──────── DATA UNDER STUDY

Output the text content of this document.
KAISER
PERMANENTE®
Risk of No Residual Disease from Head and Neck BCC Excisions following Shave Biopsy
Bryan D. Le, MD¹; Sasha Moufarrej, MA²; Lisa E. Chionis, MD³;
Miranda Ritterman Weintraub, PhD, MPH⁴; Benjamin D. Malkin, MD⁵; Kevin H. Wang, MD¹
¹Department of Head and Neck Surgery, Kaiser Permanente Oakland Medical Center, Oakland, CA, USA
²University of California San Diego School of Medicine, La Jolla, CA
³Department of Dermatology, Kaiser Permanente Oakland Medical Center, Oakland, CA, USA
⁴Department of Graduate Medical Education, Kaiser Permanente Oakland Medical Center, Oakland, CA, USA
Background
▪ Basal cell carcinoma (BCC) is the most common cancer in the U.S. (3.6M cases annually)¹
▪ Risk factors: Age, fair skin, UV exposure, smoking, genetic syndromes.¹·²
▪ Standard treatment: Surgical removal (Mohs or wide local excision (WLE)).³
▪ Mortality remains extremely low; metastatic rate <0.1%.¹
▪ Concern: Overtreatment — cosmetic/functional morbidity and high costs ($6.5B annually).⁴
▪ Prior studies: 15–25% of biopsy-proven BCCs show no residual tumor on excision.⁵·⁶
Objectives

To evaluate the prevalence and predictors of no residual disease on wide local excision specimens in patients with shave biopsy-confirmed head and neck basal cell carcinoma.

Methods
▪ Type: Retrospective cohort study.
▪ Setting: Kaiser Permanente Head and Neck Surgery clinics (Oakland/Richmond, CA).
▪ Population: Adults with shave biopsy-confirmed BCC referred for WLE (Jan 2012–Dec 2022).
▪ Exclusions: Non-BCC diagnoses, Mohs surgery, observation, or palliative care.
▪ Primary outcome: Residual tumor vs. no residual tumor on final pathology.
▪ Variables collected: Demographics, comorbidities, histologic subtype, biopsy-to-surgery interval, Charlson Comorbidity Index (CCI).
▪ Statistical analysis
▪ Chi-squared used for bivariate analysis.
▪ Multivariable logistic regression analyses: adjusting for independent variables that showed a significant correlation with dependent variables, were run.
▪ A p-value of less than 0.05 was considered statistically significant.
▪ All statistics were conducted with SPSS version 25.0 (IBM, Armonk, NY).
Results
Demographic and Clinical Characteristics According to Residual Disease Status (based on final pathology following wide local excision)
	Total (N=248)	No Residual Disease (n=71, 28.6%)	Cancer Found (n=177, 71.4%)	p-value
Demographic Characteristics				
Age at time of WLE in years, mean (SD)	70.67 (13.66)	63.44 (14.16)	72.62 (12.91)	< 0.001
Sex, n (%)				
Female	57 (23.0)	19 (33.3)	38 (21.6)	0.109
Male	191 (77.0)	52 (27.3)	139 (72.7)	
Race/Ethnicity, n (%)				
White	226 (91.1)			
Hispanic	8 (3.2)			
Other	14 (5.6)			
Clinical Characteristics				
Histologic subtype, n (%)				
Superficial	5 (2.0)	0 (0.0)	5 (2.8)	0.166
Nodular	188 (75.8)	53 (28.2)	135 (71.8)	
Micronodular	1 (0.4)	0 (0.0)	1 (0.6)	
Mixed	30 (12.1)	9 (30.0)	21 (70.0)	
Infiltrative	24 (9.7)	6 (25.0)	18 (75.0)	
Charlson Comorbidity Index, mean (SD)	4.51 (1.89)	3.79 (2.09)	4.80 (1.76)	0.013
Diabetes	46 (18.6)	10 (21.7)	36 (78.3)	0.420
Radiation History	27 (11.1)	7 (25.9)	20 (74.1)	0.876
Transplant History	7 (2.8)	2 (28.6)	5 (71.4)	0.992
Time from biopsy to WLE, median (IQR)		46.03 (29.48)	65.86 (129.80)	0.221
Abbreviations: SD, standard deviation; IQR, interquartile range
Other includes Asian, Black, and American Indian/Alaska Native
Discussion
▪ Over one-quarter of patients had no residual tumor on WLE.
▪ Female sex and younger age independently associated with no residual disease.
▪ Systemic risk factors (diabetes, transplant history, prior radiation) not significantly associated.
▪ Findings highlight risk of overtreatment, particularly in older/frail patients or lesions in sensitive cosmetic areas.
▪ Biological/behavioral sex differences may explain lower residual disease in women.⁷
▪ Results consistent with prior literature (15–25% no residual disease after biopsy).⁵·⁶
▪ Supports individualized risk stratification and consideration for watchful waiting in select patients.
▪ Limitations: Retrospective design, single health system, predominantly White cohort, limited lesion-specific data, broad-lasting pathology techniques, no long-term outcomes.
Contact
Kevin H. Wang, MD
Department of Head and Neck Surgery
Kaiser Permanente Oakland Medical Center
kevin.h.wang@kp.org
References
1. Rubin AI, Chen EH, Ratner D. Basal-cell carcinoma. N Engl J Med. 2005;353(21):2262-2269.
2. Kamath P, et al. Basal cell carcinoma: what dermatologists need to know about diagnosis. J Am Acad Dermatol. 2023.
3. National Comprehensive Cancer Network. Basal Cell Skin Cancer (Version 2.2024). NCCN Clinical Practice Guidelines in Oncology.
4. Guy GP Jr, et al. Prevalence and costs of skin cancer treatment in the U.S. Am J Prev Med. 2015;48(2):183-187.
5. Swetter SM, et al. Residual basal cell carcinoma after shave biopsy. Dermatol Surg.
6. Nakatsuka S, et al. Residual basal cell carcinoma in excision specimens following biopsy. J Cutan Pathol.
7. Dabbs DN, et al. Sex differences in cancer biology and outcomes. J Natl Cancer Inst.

────────────────

__PROBLEM TO SOLVE__:
Output a faithful copy of every entry, keeping each line as written.

__ANSWER SECTION__:
Output the text content of this document.
KAISER
PERMANENTE®
Risk of No Residual Disease from Head and Neck BCC Excisions following Shave Biopsy
Bryan D. Le, MD¹; Sasha Moufarrej, MA²; Lisa E. Chionis, MD³;
Miranda Ritterman Weintraub, PhD, MPH⁴; Benjamin D. Malkin, MD⁵; Kevin H. Wang, MD¹
¹Department of Head and Neck Surgery, Kaiser Permanente Oakland Medical Center, Oakland, CA, USA
²University of California San Diego School of Medicine, La Jolla, CA
³Department of Dermatology, Kaiser Permanente Oakland Medical Center, Oakland, CA, USA
⁴Department of Graduate Medical Education, Kaiser Permanente Oakland Medical Center, Oakland, CA, USA
Background
▪ Basal cell carcinoma (BCC) is the most common cancer in the U.S. (3.6M cases annually)¹
▪ Risk factors: Age, fair skin, UV exposure, smoking, genetic syndromes.¹·²
▪ Standard treatment: Surgical removal (Mohs or wide local excision (WLE)).³
▪ Mortality remains extremely low; metastatic rate <0.1%.¹
▪ Concern: Overtreatment — cosmetic/functional morbidity and high costs ($6.5B annually).⁴
▪ Prior studies: 15–25% of biopsy-proven BCCs show no residual tumor on excision.⁵·⁶
Objectives

To evaluate the prevalence and predictors of no residual disease on wide local excision specimens in patients with shave biopsy-confirmed head and neck basal cell carcinoma.

Methods
▪ Type: Retrospective cohort study.
▪ Setting: Kaiser Permanente Head and Neck Surgery clinics (Oakland/Richmond, CA).
▪ Population: Adults with shave biopsy-confirmed BCC referred for WLE (Jan 2012–Dec 2022).
▪ Exclusions: Non-BCC diagnoses, Mohs surgery, observation, or palliative care.
▪ Primary outcome: Residual tumor vs. no residual tumor on final pathology.
▪ Variables collected: Demographics, comorbidities, histologic subtype, biopsy-to-surgery interval, Charlson Comorbidity Index (CCI).
▪ Statistical analysis
▪ Chi-squared used for bivariate analysis.
▪ Multivariable logistic regression analyses: adjusting for independent variables that showed a significant correlation with dependent variables, were run.
▪ A p-value of less than 0.05 was considered statistically significant.
▪ All statistics were conducted with SPSS version 25.0 (IBM, Armonk, NY).
Results
Demographic and Clinical Characteristics According to Residual Disease Status (based on final pathology following wide local excision)
	Total (N=248)	No Residual Disease (n=71, 28.6%)	Cancer Found (n=177, 71.4%)	p-value
Demographic Characteristics				
Age at time of WLE in years, mean (SD)	70.67 (13.66)	63.44 (14.16)	72.62 (12.91)	< 0.001
Sex, n (%)				
Female	57 (23.0)	19 (33.3)	38 (21.6)	0.109
Male	191 (77.0)	52 (27.3)	139 (72.7)	
Race/Ethnicity, n (%)				
White	226 (91.1)			
Hispanic	8 (3.2)			
Other	14 (5.6)			
Clinical Characteristics				
Histologic subtype, n (%)				
Superficial	5 (2.0)	0 (0.0)	5 (2.8)	0.166
Nodular	188 (75.8)	53 (28.2)	135 (71.8)	
Micronodular	1 (0.4)	0 (0.0)	1 (0.6)	
Mixed	30 (12.1)	9 (30.0)	21 (70.0)	
Infiltrative	24 (9.7)	6 (25.0)	18 (75.0)	
Charlson Comorbidity Index, mean (SD)	4.51 (1.89)	3.79 (2.09)	4.80 (1.76)	0.013
Diabetes	46 (18.6)	10 (21.7)	36 (78.3)	0.420
Radiation History	27 (11.1)	7 (25.9)	20 (74.1)	0.876
Transplant History	7 (2.8)	2 (28.6)	5 (71.4)	0.992
Time from biopsy to WLE, median (IQR)		46.03 (29.48)	65.86 (129.80)	0.221
Abbreviations: SD, standard deviation; IQR, interquartile range
Other includes Asian, Black, and American Indian/Alaska Native
Discussion
▪ Over one-quarter of patients had no residual tumor on WLE.
▪ Female sex and younger age independently associated with no residual disease.
▪ Systemic risk factors (diabetes, transplant history, prior radiation) not significantly associated.
▪ Findings highlight risk of overtreatment, particularly in older/frail patients or lesions in sensitive cosmetic areas.
▪ Biological/behavioral sex differences may explain lower residual disease in women.⁷
▪ Results consistent with prior literature (15–25% no residual disease after biopsy).⁵·⁶
▪ Supports individualized risk stratification and consideration for watchful waiting in select patients.
▪ Limitations: Retrospective design, single health system, predominantly White cohort, limited lesion-specific data, broad-lasting pathology techniques, no long-term outcomes.
Contact
Kevin H. Wang, MD
Department of Head and Neck Surgery
Kaiser Permanente Oakland Medical Center
kevin.h.wang@kp.org
References
1. Rubin AI, Chen EH, Ratner D. Basal-cell carcinoma. N Engl J Med. 2005;353(21):2262-2269.
2. Kamath P, et al. Basal cell carcinoma: what dermatologists need to know about diagnosis. J Am Acad Dermatol. 2023.
3. National Comprehensive Cancer Network. Basal Cell Skin Cancer (Version 2.2024). NCCN Clinical Practice Guidelines in Oncology.
4. Guy GP Jr, et al. Prevalence and costs of skin cancer treatment in the U.S. Am J Prev Med. 2015;48(2):183-187.
5. Swetter SM, et al. Residual basal cell carcinoma after shave biopsy. Dermatol Surg.
6. Nakatsuka S, et al. Residual basal cell carcinoma in excision specimens following biopsy. J Cutan Pathol.
7. Dabbs DN, et al. Sex differences in cancer biology and outcomes. J Natl Cancer Inst.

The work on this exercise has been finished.